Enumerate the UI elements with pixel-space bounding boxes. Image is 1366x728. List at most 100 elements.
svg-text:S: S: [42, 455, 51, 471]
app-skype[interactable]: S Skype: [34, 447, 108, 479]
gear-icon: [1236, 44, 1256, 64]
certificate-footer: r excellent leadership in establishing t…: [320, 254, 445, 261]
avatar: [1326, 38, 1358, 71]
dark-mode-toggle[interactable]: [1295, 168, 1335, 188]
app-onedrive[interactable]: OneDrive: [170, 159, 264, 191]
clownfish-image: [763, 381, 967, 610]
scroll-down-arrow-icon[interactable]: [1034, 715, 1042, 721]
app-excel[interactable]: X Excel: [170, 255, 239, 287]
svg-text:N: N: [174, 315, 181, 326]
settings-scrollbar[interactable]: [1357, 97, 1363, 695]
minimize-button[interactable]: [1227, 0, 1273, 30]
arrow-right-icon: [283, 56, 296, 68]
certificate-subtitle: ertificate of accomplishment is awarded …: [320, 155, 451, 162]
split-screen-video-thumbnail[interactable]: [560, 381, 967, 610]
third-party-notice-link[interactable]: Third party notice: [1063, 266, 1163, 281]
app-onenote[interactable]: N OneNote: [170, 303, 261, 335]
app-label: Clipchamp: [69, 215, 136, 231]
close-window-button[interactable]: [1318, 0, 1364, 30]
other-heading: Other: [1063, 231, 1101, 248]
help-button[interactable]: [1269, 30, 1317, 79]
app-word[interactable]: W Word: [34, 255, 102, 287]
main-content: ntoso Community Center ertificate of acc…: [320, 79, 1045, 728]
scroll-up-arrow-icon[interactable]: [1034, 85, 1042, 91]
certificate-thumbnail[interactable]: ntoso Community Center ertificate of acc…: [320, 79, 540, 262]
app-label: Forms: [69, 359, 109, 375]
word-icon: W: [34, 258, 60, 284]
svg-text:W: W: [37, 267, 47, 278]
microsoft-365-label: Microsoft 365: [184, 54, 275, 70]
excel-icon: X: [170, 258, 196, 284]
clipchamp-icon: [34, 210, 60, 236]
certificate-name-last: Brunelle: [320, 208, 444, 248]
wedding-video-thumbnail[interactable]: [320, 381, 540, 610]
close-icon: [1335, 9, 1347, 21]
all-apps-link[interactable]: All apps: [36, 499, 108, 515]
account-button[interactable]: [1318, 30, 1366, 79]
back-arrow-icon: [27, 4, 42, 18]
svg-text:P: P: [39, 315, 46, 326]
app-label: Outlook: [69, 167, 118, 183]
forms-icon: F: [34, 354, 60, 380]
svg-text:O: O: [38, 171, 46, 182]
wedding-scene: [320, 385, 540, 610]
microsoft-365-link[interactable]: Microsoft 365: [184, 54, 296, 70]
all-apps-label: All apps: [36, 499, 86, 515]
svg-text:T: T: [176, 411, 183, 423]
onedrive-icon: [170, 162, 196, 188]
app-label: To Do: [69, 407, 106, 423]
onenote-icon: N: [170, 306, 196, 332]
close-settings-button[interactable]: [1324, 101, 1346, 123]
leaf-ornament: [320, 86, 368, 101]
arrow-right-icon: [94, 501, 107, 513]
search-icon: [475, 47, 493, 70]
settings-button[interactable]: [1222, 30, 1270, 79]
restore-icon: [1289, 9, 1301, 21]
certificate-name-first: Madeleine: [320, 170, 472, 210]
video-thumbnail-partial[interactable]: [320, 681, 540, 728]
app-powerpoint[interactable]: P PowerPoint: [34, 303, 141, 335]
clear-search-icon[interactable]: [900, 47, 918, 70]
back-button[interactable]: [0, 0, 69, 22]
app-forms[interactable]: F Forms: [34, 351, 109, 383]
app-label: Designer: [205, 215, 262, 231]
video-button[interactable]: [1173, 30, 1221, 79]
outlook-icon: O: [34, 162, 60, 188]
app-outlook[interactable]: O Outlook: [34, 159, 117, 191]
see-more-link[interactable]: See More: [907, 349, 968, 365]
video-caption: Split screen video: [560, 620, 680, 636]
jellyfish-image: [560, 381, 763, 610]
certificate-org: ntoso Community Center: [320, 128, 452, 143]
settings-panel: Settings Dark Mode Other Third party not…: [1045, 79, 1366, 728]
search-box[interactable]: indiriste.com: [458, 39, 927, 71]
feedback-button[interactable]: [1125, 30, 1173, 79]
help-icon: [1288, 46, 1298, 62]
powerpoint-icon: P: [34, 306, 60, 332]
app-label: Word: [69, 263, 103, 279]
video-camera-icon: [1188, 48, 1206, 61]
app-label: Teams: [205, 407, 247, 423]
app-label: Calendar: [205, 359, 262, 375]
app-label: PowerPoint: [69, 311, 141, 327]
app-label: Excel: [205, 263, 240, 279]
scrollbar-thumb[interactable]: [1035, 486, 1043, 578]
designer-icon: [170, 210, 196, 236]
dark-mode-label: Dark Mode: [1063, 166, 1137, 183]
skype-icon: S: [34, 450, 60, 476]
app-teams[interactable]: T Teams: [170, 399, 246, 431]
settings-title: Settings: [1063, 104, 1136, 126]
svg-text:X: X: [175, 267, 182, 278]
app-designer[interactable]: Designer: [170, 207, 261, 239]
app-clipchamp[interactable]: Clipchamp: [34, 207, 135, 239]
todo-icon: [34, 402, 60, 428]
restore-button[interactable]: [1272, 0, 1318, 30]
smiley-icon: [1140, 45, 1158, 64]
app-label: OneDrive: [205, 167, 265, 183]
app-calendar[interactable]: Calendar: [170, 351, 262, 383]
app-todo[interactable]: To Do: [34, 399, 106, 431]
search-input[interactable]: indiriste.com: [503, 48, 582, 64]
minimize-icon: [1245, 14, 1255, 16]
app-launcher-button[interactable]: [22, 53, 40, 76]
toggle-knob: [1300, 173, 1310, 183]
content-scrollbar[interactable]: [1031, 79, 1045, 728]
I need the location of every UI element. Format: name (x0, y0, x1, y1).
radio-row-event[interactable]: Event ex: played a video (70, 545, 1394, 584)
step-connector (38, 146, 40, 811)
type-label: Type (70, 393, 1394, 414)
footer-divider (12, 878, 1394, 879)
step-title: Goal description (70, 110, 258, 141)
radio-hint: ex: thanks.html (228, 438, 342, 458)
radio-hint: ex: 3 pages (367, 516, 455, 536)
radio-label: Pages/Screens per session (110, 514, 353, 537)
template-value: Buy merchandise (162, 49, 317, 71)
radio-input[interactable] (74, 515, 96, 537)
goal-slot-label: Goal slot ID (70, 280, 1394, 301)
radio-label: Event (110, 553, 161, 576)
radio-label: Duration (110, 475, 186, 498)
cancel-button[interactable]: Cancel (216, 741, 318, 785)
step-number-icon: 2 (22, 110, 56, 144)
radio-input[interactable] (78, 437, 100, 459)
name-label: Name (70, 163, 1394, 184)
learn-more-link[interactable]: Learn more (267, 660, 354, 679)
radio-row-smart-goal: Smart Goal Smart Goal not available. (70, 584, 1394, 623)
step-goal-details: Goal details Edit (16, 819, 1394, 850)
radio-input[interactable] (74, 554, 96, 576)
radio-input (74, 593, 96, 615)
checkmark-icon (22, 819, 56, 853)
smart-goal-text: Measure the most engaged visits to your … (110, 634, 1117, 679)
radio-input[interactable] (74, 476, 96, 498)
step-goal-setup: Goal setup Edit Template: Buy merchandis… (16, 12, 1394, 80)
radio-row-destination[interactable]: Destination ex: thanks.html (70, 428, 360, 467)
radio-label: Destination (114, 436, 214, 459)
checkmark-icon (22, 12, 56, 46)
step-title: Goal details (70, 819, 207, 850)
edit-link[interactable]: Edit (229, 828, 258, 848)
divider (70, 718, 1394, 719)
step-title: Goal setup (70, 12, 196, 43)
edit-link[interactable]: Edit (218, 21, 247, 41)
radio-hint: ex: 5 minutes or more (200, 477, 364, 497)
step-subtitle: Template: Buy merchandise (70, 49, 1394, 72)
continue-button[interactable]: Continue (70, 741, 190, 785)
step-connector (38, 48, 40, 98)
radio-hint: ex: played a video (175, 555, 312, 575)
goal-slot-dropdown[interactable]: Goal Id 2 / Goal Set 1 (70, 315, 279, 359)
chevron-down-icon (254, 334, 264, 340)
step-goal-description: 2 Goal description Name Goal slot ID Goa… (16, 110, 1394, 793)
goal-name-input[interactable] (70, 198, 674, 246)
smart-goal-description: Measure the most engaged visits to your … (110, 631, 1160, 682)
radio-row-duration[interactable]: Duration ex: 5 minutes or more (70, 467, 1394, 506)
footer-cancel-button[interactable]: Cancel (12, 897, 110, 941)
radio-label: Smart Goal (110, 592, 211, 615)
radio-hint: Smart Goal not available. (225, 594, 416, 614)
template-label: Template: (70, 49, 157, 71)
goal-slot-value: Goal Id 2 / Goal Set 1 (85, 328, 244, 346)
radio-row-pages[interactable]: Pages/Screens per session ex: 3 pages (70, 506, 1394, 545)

**Exercise details:** Output the data above verbatim, beginning with its first line and ending after the line that contains "certificate-footer: r excellent", with both of those lines included.

**Finished answer:**
Enumerate the UI elements with pixel-space bounding boxes. Image is 1366x728. List at most 100 elements.
svg-text:S: S: [42, 455, 51, 471]
app-skype[interactable]: S Skype: [34, 447, 108, 479]
gear-icon: [1236, 44, 1256, 64]
certificate-footer: r excellent leadership in establishing t…: [320, 254, 445, 261]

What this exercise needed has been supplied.